MATERIAL |
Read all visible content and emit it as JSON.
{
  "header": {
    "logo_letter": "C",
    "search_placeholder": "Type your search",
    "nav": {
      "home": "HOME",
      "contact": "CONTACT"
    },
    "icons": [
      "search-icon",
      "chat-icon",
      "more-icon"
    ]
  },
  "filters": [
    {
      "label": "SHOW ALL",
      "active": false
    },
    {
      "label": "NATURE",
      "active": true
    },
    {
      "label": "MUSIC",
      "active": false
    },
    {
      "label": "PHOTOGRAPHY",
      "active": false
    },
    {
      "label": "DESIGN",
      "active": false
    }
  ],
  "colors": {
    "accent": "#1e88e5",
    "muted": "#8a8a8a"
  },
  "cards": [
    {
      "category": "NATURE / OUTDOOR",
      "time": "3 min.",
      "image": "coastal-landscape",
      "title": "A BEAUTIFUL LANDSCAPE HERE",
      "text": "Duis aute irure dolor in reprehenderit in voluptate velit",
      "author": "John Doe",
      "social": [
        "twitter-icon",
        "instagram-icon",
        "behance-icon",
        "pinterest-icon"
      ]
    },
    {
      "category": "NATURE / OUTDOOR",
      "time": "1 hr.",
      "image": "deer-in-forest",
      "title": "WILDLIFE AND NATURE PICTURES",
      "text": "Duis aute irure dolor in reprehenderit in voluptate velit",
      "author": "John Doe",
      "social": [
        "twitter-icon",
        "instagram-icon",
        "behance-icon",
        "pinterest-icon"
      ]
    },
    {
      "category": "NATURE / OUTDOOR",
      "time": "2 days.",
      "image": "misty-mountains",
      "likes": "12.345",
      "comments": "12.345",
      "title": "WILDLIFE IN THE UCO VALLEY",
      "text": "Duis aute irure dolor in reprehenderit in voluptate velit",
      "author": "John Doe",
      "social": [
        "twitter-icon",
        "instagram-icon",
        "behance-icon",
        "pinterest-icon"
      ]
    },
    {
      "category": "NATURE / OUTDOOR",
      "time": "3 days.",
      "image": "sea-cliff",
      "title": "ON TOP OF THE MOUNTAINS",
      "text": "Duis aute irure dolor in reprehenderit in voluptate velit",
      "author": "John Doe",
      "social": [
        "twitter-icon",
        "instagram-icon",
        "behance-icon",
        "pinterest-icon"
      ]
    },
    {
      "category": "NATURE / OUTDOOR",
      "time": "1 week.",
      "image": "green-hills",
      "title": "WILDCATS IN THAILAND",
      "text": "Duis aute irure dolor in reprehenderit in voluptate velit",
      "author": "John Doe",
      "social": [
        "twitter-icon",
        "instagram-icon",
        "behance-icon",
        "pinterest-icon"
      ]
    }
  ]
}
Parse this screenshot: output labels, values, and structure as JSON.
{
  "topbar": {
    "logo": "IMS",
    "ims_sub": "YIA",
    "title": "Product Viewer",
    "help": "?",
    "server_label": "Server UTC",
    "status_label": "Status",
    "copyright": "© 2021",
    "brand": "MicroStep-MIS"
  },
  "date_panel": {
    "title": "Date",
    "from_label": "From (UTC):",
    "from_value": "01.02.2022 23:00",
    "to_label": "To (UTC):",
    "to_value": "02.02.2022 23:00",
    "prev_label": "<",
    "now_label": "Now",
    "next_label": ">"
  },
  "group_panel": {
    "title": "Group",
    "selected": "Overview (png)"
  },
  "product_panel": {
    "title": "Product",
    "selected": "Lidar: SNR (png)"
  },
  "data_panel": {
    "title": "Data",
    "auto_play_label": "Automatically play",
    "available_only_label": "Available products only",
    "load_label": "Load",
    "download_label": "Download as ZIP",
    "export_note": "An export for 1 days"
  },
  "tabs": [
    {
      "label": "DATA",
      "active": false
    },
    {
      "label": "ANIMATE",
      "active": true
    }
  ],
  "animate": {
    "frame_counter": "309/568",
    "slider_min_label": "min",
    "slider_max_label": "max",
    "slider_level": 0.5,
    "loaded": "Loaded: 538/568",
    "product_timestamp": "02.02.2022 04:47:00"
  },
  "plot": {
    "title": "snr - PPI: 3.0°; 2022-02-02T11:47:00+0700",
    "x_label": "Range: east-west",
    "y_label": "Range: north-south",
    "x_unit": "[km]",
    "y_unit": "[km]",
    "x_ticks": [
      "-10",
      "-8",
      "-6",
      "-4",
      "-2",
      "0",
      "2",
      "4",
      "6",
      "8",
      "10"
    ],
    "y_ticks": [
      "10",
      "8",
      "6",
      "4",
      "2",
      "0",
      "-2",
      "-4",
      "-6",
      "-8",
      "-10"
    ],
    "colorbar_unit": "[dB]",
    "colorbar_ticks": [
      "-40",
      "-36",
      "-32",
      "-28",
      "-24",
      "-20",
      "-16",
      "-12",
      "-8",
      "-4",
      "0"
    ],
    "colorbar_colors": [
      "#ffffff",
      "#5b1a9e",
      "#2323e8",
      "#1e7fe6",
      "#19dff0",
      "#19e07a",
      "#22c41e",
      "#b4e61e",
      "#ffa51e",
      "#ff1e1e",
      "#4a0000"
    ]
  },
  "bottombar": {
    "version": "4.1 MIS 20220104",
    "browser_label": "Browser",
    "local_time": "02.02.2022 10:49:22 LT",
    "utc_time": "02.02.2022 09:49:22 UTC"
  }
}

PROBLEM DETAILS | Restate the records, all of them, precisely as written.

COMPLETE OUTPUT |
Read all visible content and emit it as JSON.
{
  "header": {
    "logo_letter": "C",
    "search_placeholder": "Type your search",
    "nav": {
      "home": "HOME",
      "contact": "CONTACT"
    },
    "icons": [
      "search-icon",
      "chat-icon",
      "more-icon"
    ]
  },
  "filters": [
    {
      "label": "SHOW ALL",
      "active": false
    },
    {
      "label": "NATURE",
      "active": true
    },
    {
      "label": "MUSIC",
      "active": false
    },
    {
      "label": "PHOTOGRAPHY",
      "active": false
    },
    {
      "label": "DESIGN",
      "active": false
    }
  ],
  "colors": {
    "accent": "#1e88e5",
    "muted": "#8a8a8a"
  },
  "cards": [
    {
      "category": "NATURE / OUTDOOR",
      "time": "3 min.",
      "image": "coastal-landscape",
      "title": "A BEAUTIFUL LANDSCAPE HERE",
      "text": "Duis aute irure dolor in reprehenderit in voluptate velit",
      "author": "John Doe",
      "social": [
        "twitter-icon",
        "instagram-icon",
        "behance-icon",
        "pinterest-icon"
      ]
    },
    {
      "category": "NATURE / OUTDOOR",
      "time": "1 hr.",
      "image": "deer-in-forest",
      "title": "WILDLIFE AND NATURE PICTURES",
      "text": "Duis aute irure dolor in reprehenderit in voluptate velit",
      "author": "John Doe",
      "social": [
        "twitter-icon",
        "instagram-icon",
        "behance-icon",
        "pinterest-icon"
      ]
    },
    {
      "category": "NATURE / OUTDOOR",
      "time": "2 days.",
      "image": "misty-mountains",
      "likes": "12.345",
      "comments": "12.345",
      "title": "WILDLIFE IN THE UCO VALLEY",
      "text": "Duis aute irure dolor in reprehenderit in voluptate velit",
      "author": "John Doe",
      "social": [
        "twitter-icon",
        "instagram-icon",
        "behance-icon",
        "pinterest-icon"
      ]
    },
    {
      "category": "NATURE / OUTDOOR",
      "time": "3 days.",
      "image": "sea-cliff",
      "title": "ON TOP OF THE MOUNTAINS",
      "text": "Duis aute irure dolor in reprehenderit in voluptate velit",
      "author": "John Doe",
      "social": [
        "twitter-icon",
        "instagram-icon",
        "behance-icon",
        "pinterest-icon"
      ]
    },
    {
      "category": "NATURE / OUTDOOR",
      "time": "1 week.",
      "image": "green-hills",
      "title": "WILDCATS IN THAILAND",
      "text": "Duis aute irure dolor in reprehenderit in voluptate velit",
      "author": "John Doe",
      "social": [
        "twitter-icon",
        "instagram-icon",
        "behance-icon",
        "pinterest-icon"
      ]
    }
  ]
}
Parse this screenshot: output labels, values, and structure as JSON.
{
  "topbar": {
    "logo": "IMS",
    "ims_sub": "YIA",
    "title": "Product Viewer",
    "help": "?",
    "server_label": "Server UTC",
    "status_label": "Status",
    "copyright": "© 2021",
    "brand": "MicroStep-MIS"
  },
  "date_panel": {
    "title": "Date",
    "from_label": "From (UTC):",
    "from_value": "01.02.2022 23:00",
    "to_label": "To (UTC):",
    "to_value": "02.02.2022 23:00",
    "prev_label": "<",
    "now_label": "Now",
    "next_label": ">"
  },
  "group_panel": {
    "title": "Group",
    "selected": "Overview (png)"
  },
  "product_panel": {
    "title": "Product",
    "selected": "Lidar: SNR (png)"
  },
  "data_panel": {
    "title": "Data",
    "auto_play_label": "Automatically play",
    "available_only_label": "Available products only",
    "load_label": "Load",
    "download_label": "Download as ZIP",
    "export_note": "An export for 1 days"
  },
  "tabs": [
    {
      "label": "DATA",
      "active": false
    },
    {
      "label": "ANIMATE",
      "active": true
    }
  ],
  "animate": {
    "frame_counter": "309/568",
    "slider_min_label": "min",
    "slider_max_label": "max",
    "slider_level": 0.5,
    "loaded": "Loaded: 538/568",
    "product_timestamp": "02.02.2022 04:47:00"
  },
  "plot": {
    "title": "snr - PPI: 3.0°; 2022-02-02T11:47:00+0700",
    "x_label": "Range: east-west",
    "y_label": "Range: north-south",
    "x_unit": "[km]",
    "y_unit": "[km]",
    "x_ticks": [
      "-10",
      "-8",
      "-6",
      "-4",
      "-2",
      "0",
      "2",
      "4",
      "6",
      "8",
      "10"
    ],
    "y_ticks": [
      "10",
      "8",
      "6",
      "4",
      "2",
      "0",
      "-2",
      "-4",
      "-6",
      "-8",
      "-10"
    ],
    "colorbar_unit": "[dB]",
    "colorbar_ticks": [
      "-40",
      "-36",
      "-32",
      "-28",
      "-24",
      "-20",
      "-16",
      "-12",
      "-8",
      "-4",
      "0"
    ],
    "colorbar_colors": [
      "#ffffff",
      "#5b1a9e",
      "#2323e8",
      "#1e7fe6",
      "#19dff0",
      "#19e07a",
      "#22c41e",
      "#b4e61e",
      "#ffa51e",
      "#ff1e1e",
      "#4a0000"
    ]
  },
  "bottombar": {
    "version": "4.1 MIS 20220104",
    "browser_label": "Browser",
    "local_time": "02.02.2022 10:49:22 LT",
    "utc_time": "02.02.2022 09:49:22 UTC"
  }
}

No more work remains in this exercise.